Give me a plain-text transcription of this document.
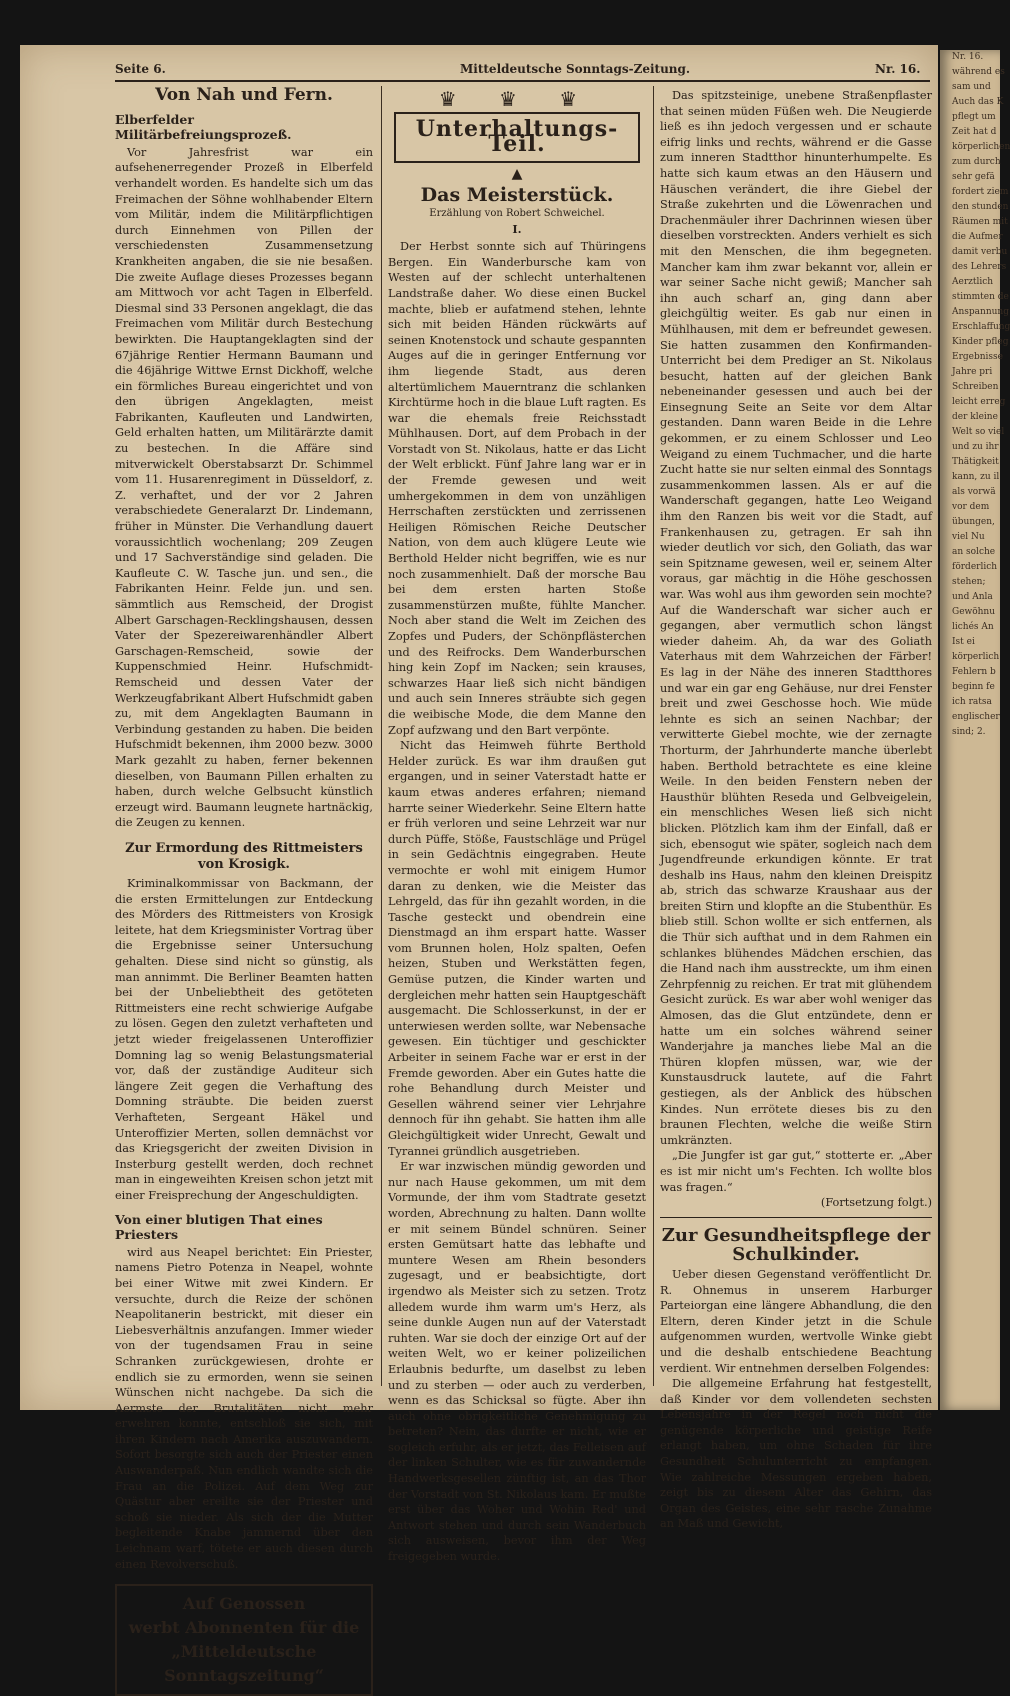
Seite 6.	Mitteldeutsche Sonntags-Zeitung.	Nr. 16.
Von Nah und Fern.
Elberfelder Militärbefreiungsprozeß.

Vor Jahresfrist war ein aufsehenerregender Prozeß in Elberfeld verhandelt worden. Es handelte sich um das Freimachen der Söhne wohlhabender Eltern vom Militär, indem die Militärpflichtigen durch Einnehmen von Pillen der verschiedensten Zusammensetzung Krankheiten angaben, die sie nie besaßen. Die zweite Auflage dieses Prozesses begann am Mittwoch vor acht Tagen in Elberfeld. Diesmal sind 33 Personen angeklagt, die das Freimachen vom Militär durch Bestechung bewirkten. Die Hauptangeklagten sind der 67jährige Rentier Hermann Baumann und die 46jährige Wittwe Ernst Dickhoff, welche ein förmliches Bureau eingerichtet und von den übrigen Angeklagten, meist Fabrikanten, Kaufleuten und Landwirten, Geld erhalten hatten, um Militärärzte damit zu bestechen. In die Affäre sind mitverwickelt Oberstabsarzt Dr. Schimmel vom 11. Husarenregiment in Düsseldorf, z. Z. verhaftet, und der vor 2 Jahren verabschiedete Generalarzt Dr. Lindemann, früher in Münster. Die Verhandlung dauert voraussichtlich wochenlang; 209 Zeugen und 17 Sachverständige sind geladen. Die Kaufleute C. W. Tasche jun. und sen., die Fabrikanten Heinr. Felde jun. und sen. sämmtlich aus Remscheid, der Drogist Albert Garschagen-Recklingshausen, dessen Vater der Spezereiwarenhändler Albert Garschagen-Remscheid, sowie der Kuppenschmied Heinr. Hufschmidt-Remscheid und dessen Vater der Werkzeugfabrikant Albert Hufschmidt gaben zu, mit dem Angeklagten Baumann in Verbindung gestanden zu haben. Die beiden Hufschmidt bekennen, ihm 2000 bezw. 3000 Mark gezahlt zu haben, ferner bekennen dieselben, von Baumann Pillen erhalten zu haben, durch welche Gelbsucht künstlich erzeugt wird. Baumann leugnete hartnäckig, die Zeugen zu kennen.

Zur Ermordung des Rittmeisters von Krosigk.

Kriminalkommissar von Backmann, der die ersten Ermittelungen zur Entdeckung des Mörders des Rittmeisters von Krosigk leitete, hat dem Kriegsminister Vortrag über die Ergebnisse seiner Untersuchung gehalten. Diese sind nicht so günstig, als man annimmt. Die Berliner Beamten hatten bei der Unbeliebtheit des getöteten Rittmeisters eine recht schwierige Aufgabe zu lösen. Gegen den zuletzt verhafteten und jetzt wieder freigelassenen Unteroffizier Domning lag so wenig Belastungsmaterial vor, daß der zuständige Auditeur sich längere Zeit gegen die Verhaftung des Domning sträubte. Die beiden zuerst Verhafteten, Sergeant Häkel und Unteroffizier Merten, sollen demnächst vor das Kriegsgericht der zweiten Division in Insterburg gestellt werden, doch rechnet man in eingeweihten Kreisen schon jetzt mit einer Freisprechung der Angeschuldigten.

Von einer blutigen That eines Priesters

wird aus Neapel berichtet: Ein Priester, namens Pietro Potenza in Neapel, wohnte bei einer Witwe mit zwei Kindern. Er versuchte, durch die Reize der schönen Neapolitanerin bestrickt, mit dieser ein Liebesverhältnis anzufangen. Immer wieder von der tugendsamen Frau in seine Schranken zurückgewiesen, drohte er endlich sie zu ermorden, wenn sie seinen Wünschen nicht nachgebe. Da sich die Aermste der Brutalitäten nicht mehr erwehren konnte, entschloß sie sich, mit ihren Kindern nach Amerika auszuwandern. Sofort besorgte sich auch der Priester einen Auswanderpaß. Nun endlich wandte sich die Frau an die Polizei. Auf dem Weg zur Quästur aber ereilte sie der Priester und schoß sie nieder. Als sich der die Mutter begleitende Knabe jammernd über den Leichnam warf, tötete er auch diesen durch einen Revolverschuß.

Auf Genossen
werbt Abonnenten für die
„Mitteldeutsche Sonntagszeitung“
♛ ♛ ♛
Unterhaltungs-Teil.
▲
Das Meisterstück.
Erzählung von Robert Schweichel.
I.

Der Herbst sonnte sich auf Thüringens Bergen. Ein Wanderbursche kam von Westen auf der schlecht unterhaltenen Landstraße daher. Wo diese einen Buckel machte, blieb er aufatmend stehen, lehnte sich mit beiden Händen rückwärts auf seinen Knotenstock und schaute gespannten Auges auf die in geringer Entfernung vor ihm liegende Stadt, aus deren altertümlichem Mauerntranz die schlanken Kirchtürme hoch in die blaue Luft ragten. Es war die ehemals freie Reichsstadt Mühlhausen. Dort, auf dem Probach in der Vorstadt von St. Nikolaus, hatte er das Licht der Welt erblickt. Fünf Jahre lang war er in der Fremde gewesen und weit umhergekommen in dem von unzähligen Herrschaften zerstückten und zerrissenen Heiligen Römischen Reiche Deutscher Nation, von dem auch klügere Leute wie Berthold Helder nicht begriffen, wie es nur noch zusammenhielt. Daß der morsche Bau bei dem ersten harten Stoße zusammenstürzen mußte, fühlte Mancher. Noch aber stand die Welt im Zeichen des Zopfes und Puders, der Schönpflästerchen und des Reifrocks. Dem Wanderburschen hing kein Zopf im Nacken; sein krauses, schwarzes Haar ließ sich nicht bändigen und auch sein Inneres sträubte sich gegen die weibische Mode, die dem Manne den Zopf aufzwang und den Bart verpönte.

Nicht das Heimweh führte Berthold Helder zurück. Es war ihm draußen gut ergangen, und in seiner Vaterstadt hatte er kaum etwas anderes erfahren; niemand harrte seiner Wiederkehr. Seine Eltern hatte er früh verloren und seine Lehrzeit war nur durch Püffe, Stöße, Faustschläge und Prügel in sein Gedächtnis eingegraben. Heute vermochte er wohl mit einigem Humor daran zu denken, wie die Meister das Lehrgeld, das für ihn gezahlt worden, in die Tasche gesteckt und obendrein eine Dienstmagd an ihm erspart hatte. Wasser vom Brunnen holen, Holz spalten, Oefen heizen, Stuben und Werkstätten fegen, Gemüse putzen, die Kinder warten und dergleichen mehr hatten sein Hauptgeschäft ausgemacht. Die Schlosserkunst, in der er unterwiesen werden sollte, war Nebensache gewesen. Ein tüchtiger und geschickter Arbeiter in seinem Fache war er erst in der Fremde geworden. Aber ein Gutes hatte die rohe Behandlung durch Meister und Gesellen während seiner vier Lehrjahre dennoch für ihn gehabt. Sie hatten ihm alle Gleichgültigkeit wider Unrecht, Gewalt und Tyrannei gründlich ausgetrieben.

Er war inzwischen mündig geworden und nur nach Hause gekommen, um mit dem Vormunde, der ihm vom Stadtrate gesetzt worden, Abrechnung zu halten. Dann wollte er mit seinem Bündel schnüren. Seiner ersten Gemütsart hatte das lebhafte und muntere Wesen am Rhein besonders zugesagt, und er beabsichtigte, dort irgendwo als Meister sich zu setzen. Trotz alledem wurde ihm warm um's Herz, als seine dunkle Augen nun auf der Vaterstadt ruhten. War sie doch der einzige Ort auf der weiten Welt, wo er keiner polizeilichen Erlaubnis bedurfte, um daselbst zu leben und zu sterben — oder auch zu verderben, wenn es das Schicksal so fügte. Aber ihn auch ohne obrigkeitliche Genehmigung zu betreten? Nein, das durfte er nicht, wie er sogleich erfuhr, als er jetzt, das Felleisen auf der linken Schulter, wie es für zuwandernde Handwerksgesellen zünftig ist, an das Thor der Vorstadt von St. Nikolaus kam. Er mußte erst über das Woher und Wohin Red' und Antwort stehen und durch sein Wanderbuch sich ausweisen, bevor ihm der Weg freigegeben wurde.

Das spitzsteinige, unebene Straßenpflaster that seinen müden Füßen weh. Die Neugierde ließ es ihn jedoch vergessen und er schaute eifrig links und rechts, während er die Gasse zum inneren Stadtthor hinunterhumpelte. Es hatte sich kaum etwas an den Häusern und Häuschen verändert, die ihre Giebel der Straße zukehrten und die Löwenrachen und Drachenmäuler ihrer Dachrinnen wiesen über dieselben vorstreckten. Anders verhielt es sich mit den Menschen, die ihm begegneten. Mancher kam ihm zwar bekannt vor, allein er war seiner Sache nicht gewiß; Mancher sah ihn auch scharf an, ging dann aber gleichgültig weiter. Es gab nur einen in Mühlhausen, mit dem er befreundet gewesen. Sie hatten zusammen den Konfirmanden-Unterricht bei dem Prediger an St. Nikolaus besucht, hatten auf der gleichen Bank nebeneinander gesessen und auch bei der Einsegnung Seite an Seite vor dem Altar gestanden. Dann waren Beide in die Lehre gekommen, er zu einem Schlosser und Leo Weigand zu einem Tuchmacher, und die harte Zucht hatte sie nur selten einmal des Sonntags zusammenkommen lassen. Als er auf die Wanderschaft gegangen, hatte Leo Weigand ihm den Ranzen bis weit vor die Stadt, auf Frankenhausen zu, getragen. Er sah ihn wieder deutlich vor sich, den Goliath, das war sein Spitzname gewesen, weil er, seinem Alter voraus, gar mächtig in die Höhe geschossen war. Was wohl aus ihm geworden sein mochte? Auf die Wanderschaft war sicher auch er gegangen, aber vermutlich schon längst wieder daheim. Ah, da war des Goliath Vaterhaus mit dem Wahrzeichen der Färber! Es lag in der Nähe des inneren Stadtthores und war ein gar eng Gehäuse, nur drei Fenster breit und zwei Geschosse hoch. Wie müde lehnte es sich an seinen Nachbar; der verwitterte Giebel mochte, wie der zernagte Thorturm, der Jahrhunderte manche überlebt haben. Berthold betrachtete es eine kleine Weile. In den beiden Fenstern neben der Hausthür blühten Reseda und Gelbveigelein, ein menschliches Wesen ließ sich nicht blicken. Plötzlich kam ihm der Einfall, daß er sich, ebensogut wie später, sogleich nach dem Jugendfreunde erkundigen könnte. Er trat deshalb ins Haus, nahm den kleinen Dreispitz ab, strich das schwarze Kraushaar aus der breiten Stirn und klopfte an die Stubenthür. Es blieb still. Schon wollte er sich entfernen, als die Thür sich aufthat und in dem Rahmen ein schlankes blühendes Mädchen erschien, das die Hand nach ihm ausstreckte, um ihm einen Zehrpfennig zu reichen. Er trat mit glühendem Gesicht zurück. Es war aber wohl weniger das Almosen, das die Glut entzündete, denn er hatte um ein solches während seiner Wanderjahre ja manches liebe Mal an die Thüren klopfen müssen, war, wie der Kunstausdruck lautete, auf die Fahrt gestiegen, als der Anblick des hübschen Kindes. Nun errötete dieses bis zu den braunen Flechten, welche die weiße Stirn umkränzten.

„Die Jungfer ist gar gut,“ stotterte er. „Aber es ist mir nicht um's Fechten. Ich wollte blos was fragen.“

(Fortsetzung folgt.)
Zur Gesundheitspflege der
Schulkinder.

Ueber diesen Gegenstand veröffentlicht Dr. R. Ohnemus in unserem Harburger Parteiorgan eine längere Abhandlung, die den Eltern, deren Kinder jetzt in die Schule aufgenommen wurden, wertvolle Winke giebt und die deshalb entschiedene Beachtung verdient. Wir entnehmen derselben Folgendes:

Die allgemeine Erfahrung hat festgestellt, daß Kinder vor dem vollendeten sechsten Lebensjahre in der Regel noch nicht die genügende körperliche und geistige Reife erlangt haben, um ohne Schaden für ihre Gesundheit Schulunterricht zu empfangen. Wie zahlreiche Messungen ergeben haben, zeigt bis zu diesem Alter das Gehirn, das Organ des Geistes, eine sehr rasche Zunahme an Maß und Gewicht,

Nr. 16.
während es
sam und
Auch das K
pflegt um
Zeit hat d
körperlichen
zum durch
sehr gefä
fordert ziem
den stunden
Räumen mit
die Aufmer
damit verbu
des Lehrers
Aerztlich
stimmten de
Anspannung
Erschlaffung
Kinder pfleg
Ergebnisse
Jahre pri
Schreiben
leicht erreg
der kleine
Welt so viel
und zu ihr
Thätigkeit
kann, zu il
als vorwä
vor dem
übungen,
viel Nu
an solche
förderlich
stehen;
und Anla
Gewöhnu
lichés An
Ist ei
körperlich
Fehlern b
beginn fe
ich ratsa
englischer
sind; 2.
========
## [Task instructions]
Pull out every line in the data above that has the word "Mitteldeutsche".

## [Exercise output]
Seite 6.	Mitteldeutsche Sonntags-Zeitung.	Nr. 16.
„Mitteldeutsche Sonntagszeitung“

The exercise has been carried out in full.